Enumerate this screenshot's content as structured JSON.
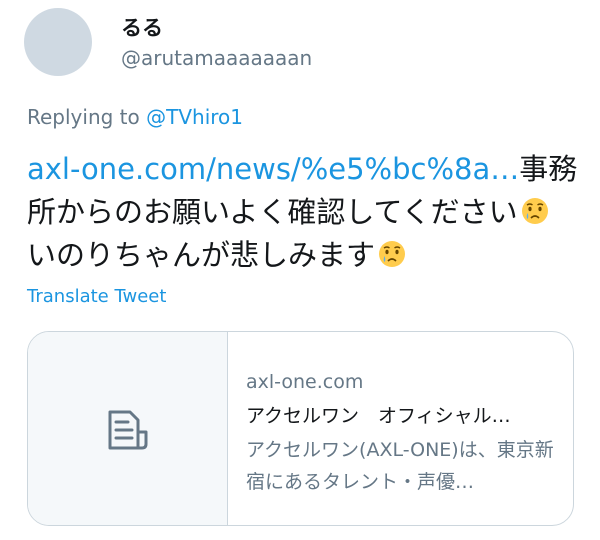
{
  "user": {
    "display_name": "るる",
    "handle": "@arutamaaaaaaan"
  },
  "reply": {
    "prefix": "Replying to ",
    "mention": "@TVhiro1"
  },
  "tweet": {
    "link_text": "axl-one.com/news/%e5%bc%8a…",
    "text_part1": "事務所からのお願いよく確認してください",
    "emoji_1": "crying-face-emoji",
    "text_part2": " いのりちゃんが悲しみます",
    "emoji_2": "crying-face-emoji"
  },
  "translate_label": "Translate Tweet",
  "card": {
    "thumbnail_icon": "document-icon",
    "domain": "axl-one.com",
    "title": "アクセルワン　オフィシャル…",
    "description": "アクセルワン(AXL-ONE)は、東京新宿にあるタレント・声優…"
  },
  "colors": {
    "link": "#1b95e0",
    "secondary_text": "#657786",
    "primary_text": "#14171a",
    "border": "#ccd6dd",
    "avatar_placeholder": "#cfd9e2"
  }
}
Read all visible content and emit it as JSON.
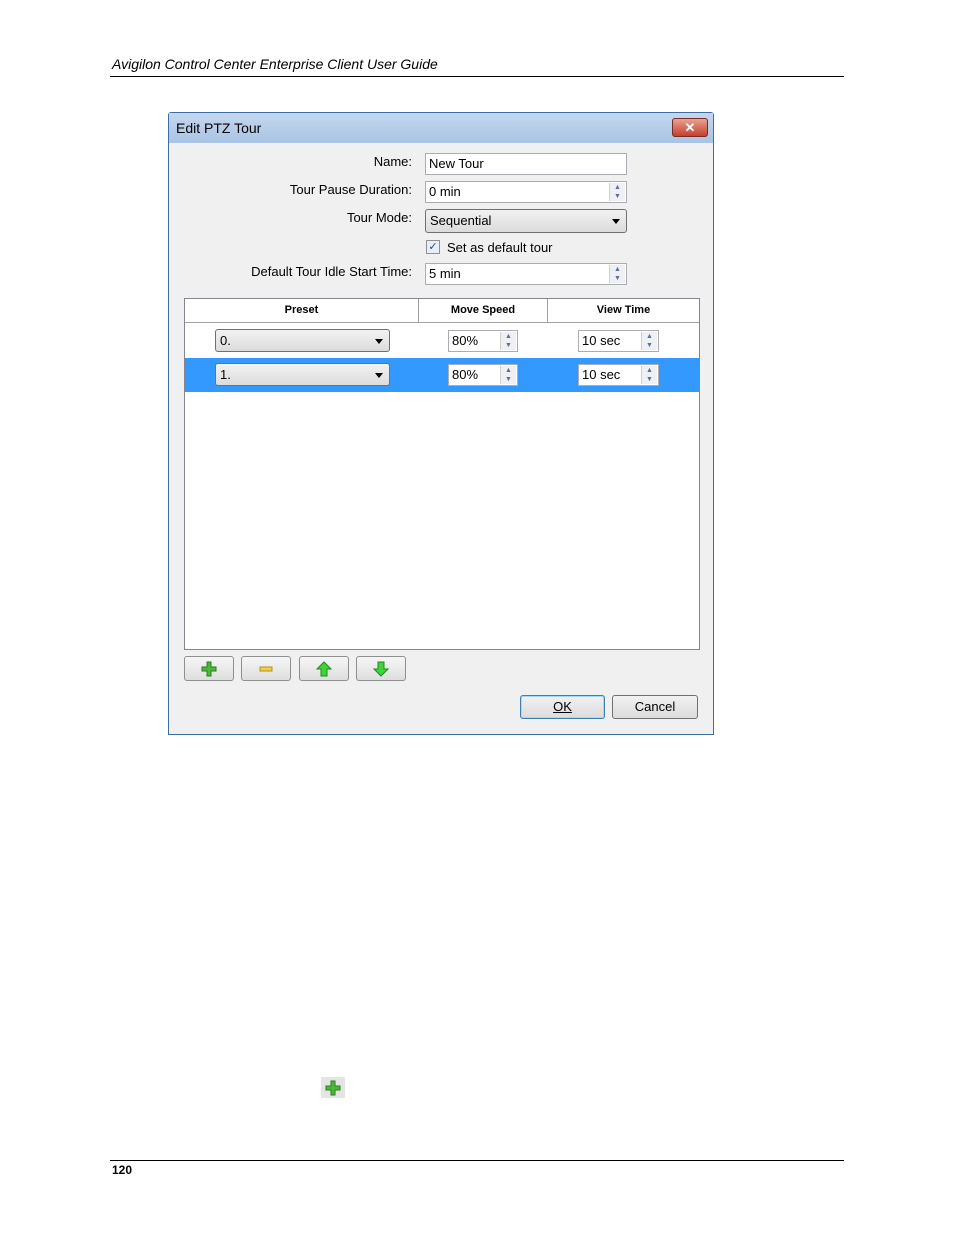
{
  "page": {
    "header": "Avigilon Control Center Enterprise Client User Guide",
    "page_number": "120"
  },
  "dialog": {
    "title": "Edit PTZ Tour",
    "close_label": "✕",
    "fields": {
      "name_label": "Name:",
      "name_value": "New Tour",
      "pause_label": "Tour Pause Duration:",
      "pause_value": "0 min",
      "mode_label": "Tour Mode:",
      "mode_value": "Sequential",
      "default_label": "Set as default tour",
      "default_checked": true,
      "idle_label": "Default Tour Idle Start Time:",
      "idle_value": "5 min"
    },
    "grid": {
      "columns": [
        "Preset",
        "Move Speed",
        "View Time"
      ],
      "rows": [
        {
          "preset": "0.",
          "speed": "80%",
          "view": "10 sec",
          "selected": false
        },
        {
          "preset": "1.",
          "speed": "80%",
          "view": "10 sec",
          "selected": true
        }
      ]
    },
    "toolbar": [
      "add-icon",
      "remove-icon",
      "move-up-icon",
      "move-down-icon"
    ],
    "ok_label": "OK",
    "cancel_label": "Cancel"
  },
  "colors": {
    "selection": "#3399ff",
    "title_bar": "#b9cfea"
  }
}
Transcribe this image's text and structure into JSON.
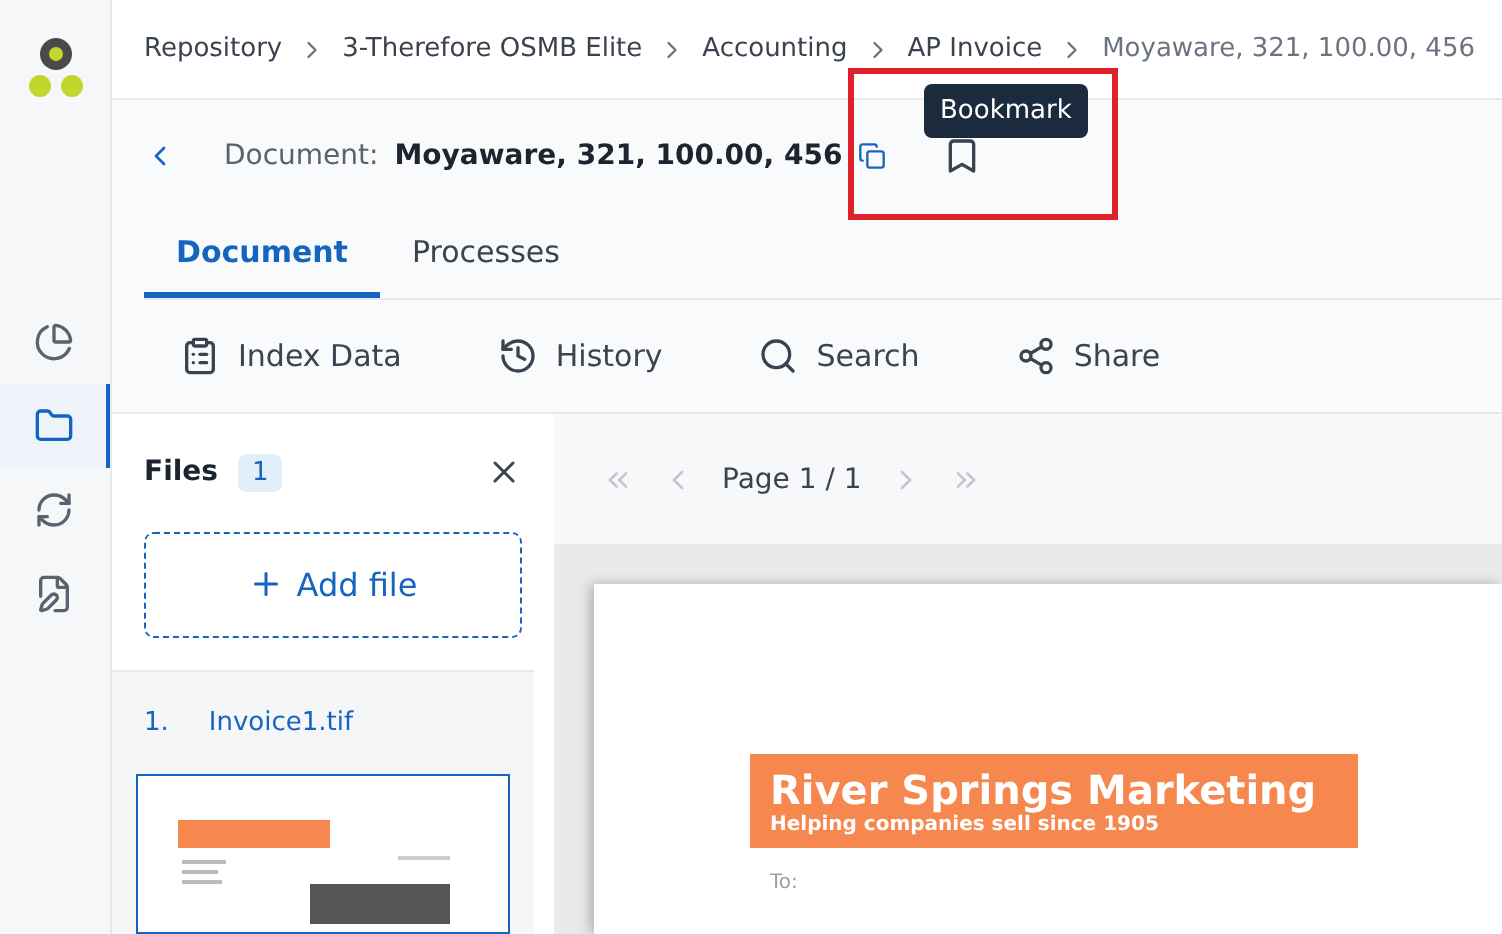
{
  "rail": [
    {
      "kind": "chart",
      "selected": false
    },
    {
      "kind": "folder",
      "selected": true
    },
    {
      "kind": "sync",
      "selected": false
    },
    {
      "kind": "form",
      "selected": false
    }
  ],
  "breadcrumb": [
    "Repository",
    "3-Therefore OSMB Elite",
    "Accounting",
    "AP Invoice",
    "Moyaware, 321, 100.00, 456"
  ],
  "document": {
    "label": "Document:",
    "title": "Moyaware, 321, 100.00, 456"
  },
  "tooltip": "Bookmark",
  "tabs": [
    {
      "label": "Document",
      "selected": true
    },
    {
      "label": "Processes",
      "selected": false
    }
  ],
  "toolbar": [
    {
      "kind": "index",
      "label": "Index Data"
    },
    {
      "kind": "history",
      "label": "History"
    },
    {
      "kind": "search",
      "label": "Search"
    },
    {
      "kind": "share",
      "label": "Share"
    }
  ],
  "files": {
    "title": "Files",
    "count": "1",
    "add": "Add file",
    "items": [
      {
        "number": "1.",
        "name": "Invoice1.tif",
        "selected": true
      }
    ]
  },
  "pager": {
    "label": "Page 1 / 1"
  },
  "page": {
    "company": "River Springs Marketing",
    "tagline": "Helping companies sell since 1905",
    "to": "To:"
  }
}
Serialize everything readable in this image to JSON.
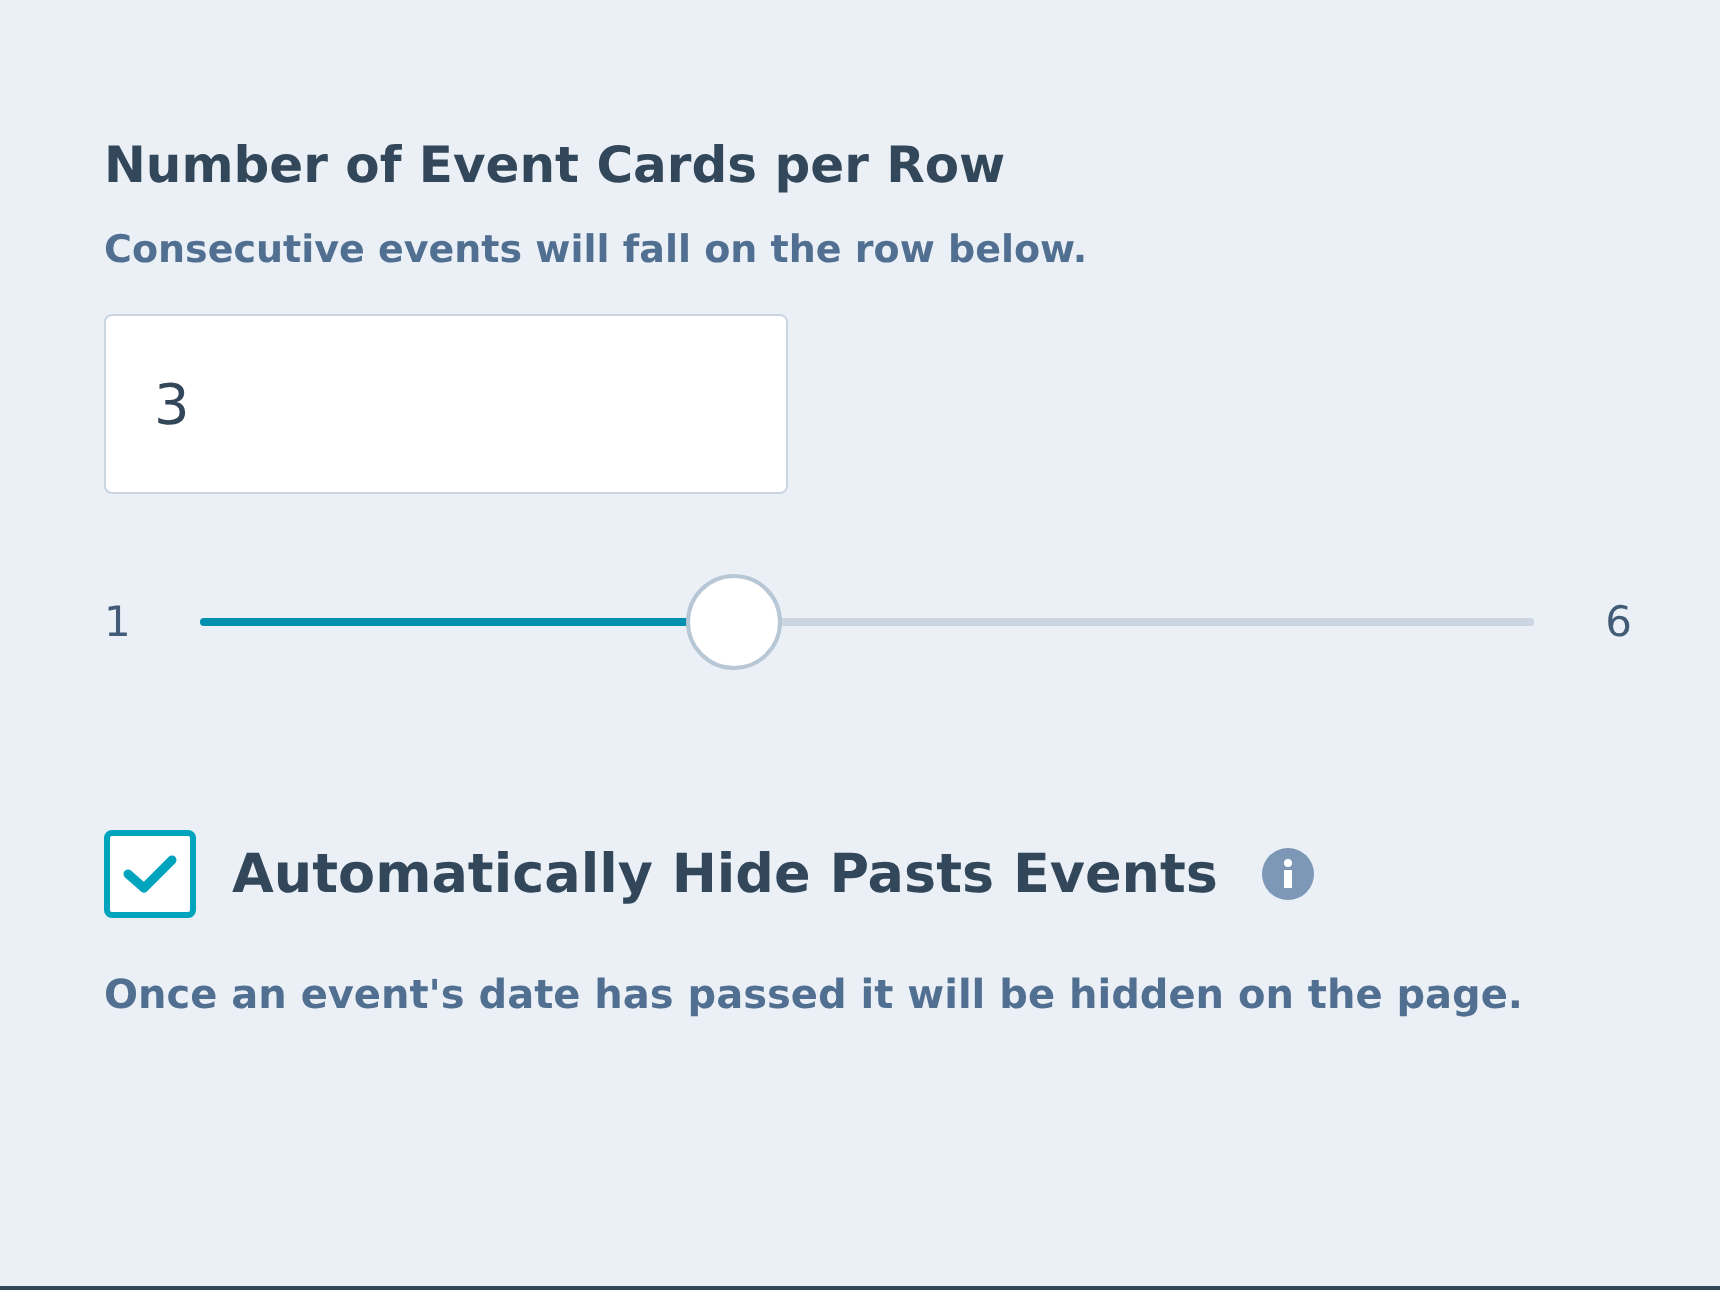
{
  "title": "Number of Event Cards per Row",
  "subtitle": "Consecutive events will fall on the row below.",
  "count_field": {
    "value": "3"
  },
  "slider": {
    "min_label": "1",
    "max_label": "6",
    "level": 0.4
  },
  "hide_past": {
    "label": "Automatically Hide Pasts Events",
    "checked": true,
    "description": "Once an event's date has passed it will be hidden on the page."
  }
}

══════

#### GIVEN REQUEST
Return each line exactly as written. Any picture gets left out.

#### TASK RESULT
Enumerate this screenshot's content as structured JSON.
{
  "user": {
    "display_name": "るる",
    "handle": "@arutamaaaaaaan"
  },
  "reply": {
    "prefix": "Replying to ",
    "mention": "@TVhiro1"
  },
  "tweet": {
    "link_text": "axl-one.com/news/%e5%bc%8a…",
    "text_part1": "事務所からのお願いよく確認してください",
    "emoji_1": "crying-face-emoji",
    "text_part2": " いのりちゃんが悲しみます",
    "emoji_2": "crying-face-emoji"
  },
  "translate_label": "Translate Tweet",
  "card": {
    "thumbnail_icon": "document-icon",
    "domain": "axl-one.com",
    "title": "アクセルワン　オフィシャル…",
    "description": "アクセルワン(AXL-ONE)は、東京新宿にあるタレント・声優…"
  },
  "colors": {
    "link": "#1b95e0",
    "secondary_text": "#657786",
    "primary_text": "#14171a",
    "border": "#ccd6dd",
    "avatar_placeholder": "#cfd9e2"
  }
}
Read all visible content and emit it as JSON.
{
  "page": {
    "header": "Avigilon Control Center Enterprise Client User Guide",
    "page_number": "120"
  },
  "dialog": {
    "title": "Edit PTZ Tour",
    "close_label": "✕",
    "fields": {
      "name_label": "Name:",
      "name_value": "New Tour",
      "pause_label": "Tour Pause Duration:",
      "pause_value": "0 min",
      "mode_label": "Tour Mode:",
      "mode_value": "Sequential",
      "default_label": "Set as default tour",
      "default_checked": true,
      "idle_label": "Default Tour Idle Start Time:",
      "idle_value": "5 min"
    },
    "grid": {
      "columns": [
        "Preset",
        "Move Speed",
        "View Time"
      ],
      "rows": [
        {
          "preset": "0.",
          "speed": "80%",
          "view": "10 sec",
          "selected": false
        },
        {
          "preset": "1.",
          "speed": "80%",
          "view": "10 sec",
          "selected": true
        }
      ]
    },
    "toolbar": [
      "add-icon",
      "remove-icon",
      "move-up-icon",
      "move-down-icon"
    ],
    "ok_label": "OK",
    "cancel_label": "Cancel"
  },
  "colors": {
    "selection": "#3399ff",
    "title_bar": "#b9cfea"
  }
}
Transcribe this image's text and structure into JSON.
{
  "rail": [
    {
      "kind": "chart",
      "selected": false
    },
    {
      "kind": "folder",
      "selected": true
    },
    {
      "kind": "sync",
      "selected": false
    },
    {
      "kind": "form",
      "selected": false
    }
  ],
  "breadcrumb": [
    "Repository",
    "3-Therefore OSMB Elite",
    "Accounting",
    "AP Invoice",
    "Moyaware, 321, 100.00, 456"
  ],
  "document": {
    "label": "Document:",
    "title": "Moyaware, 321, 100.00, 456"
  },
  "tooltip": "Bookmark",
  "tabs": [
    {
      "label": "Document",
      "selected": true
    },
    {
      "label": "Processes",
      "selected": false
    }
  ],
  "toolbar": [
    {
      "kind": "index",
      "label": "Index Data"
    },
    {
      "kind": "history",
      "label": "History"
    },
    {
      "kind": "search",
      "label": "Search"
    },
    {
      "kind": "share",
      "label": "Share"
    }
  ],
  "files": {
    "title": "Files",
    "count": "1",
    "add": "Add file",
    "items": [
      {
        "number": "1.",
        "name": "Invoice1.tif",
        "selected": true
      }
    ]
  },
  "pager": {
    "label": "Page 1 / 1"
  },
  "page": {
    "company": "River Springs Marketing",
    "tagline": "Helping companies sell since 1905",
    "to": "To:"
  }
}
Serialize everything readable in this image to JSON.
{
  "title": "Number of Event Cards per Row",
  "subtitle": "Consecutive events will fall on the row below.",
  "count_field": {
    "value": "3"
  },
  "slider": {
    "min_label": "1",
    "max_label": "6",
    "level": 0.4
  },
  "hide_past": {
    "label": "Automatically Hide Pasts Events",
    "checked": true,
    "description": "Once an event's date has passed it will be hidden on the page."
  }
}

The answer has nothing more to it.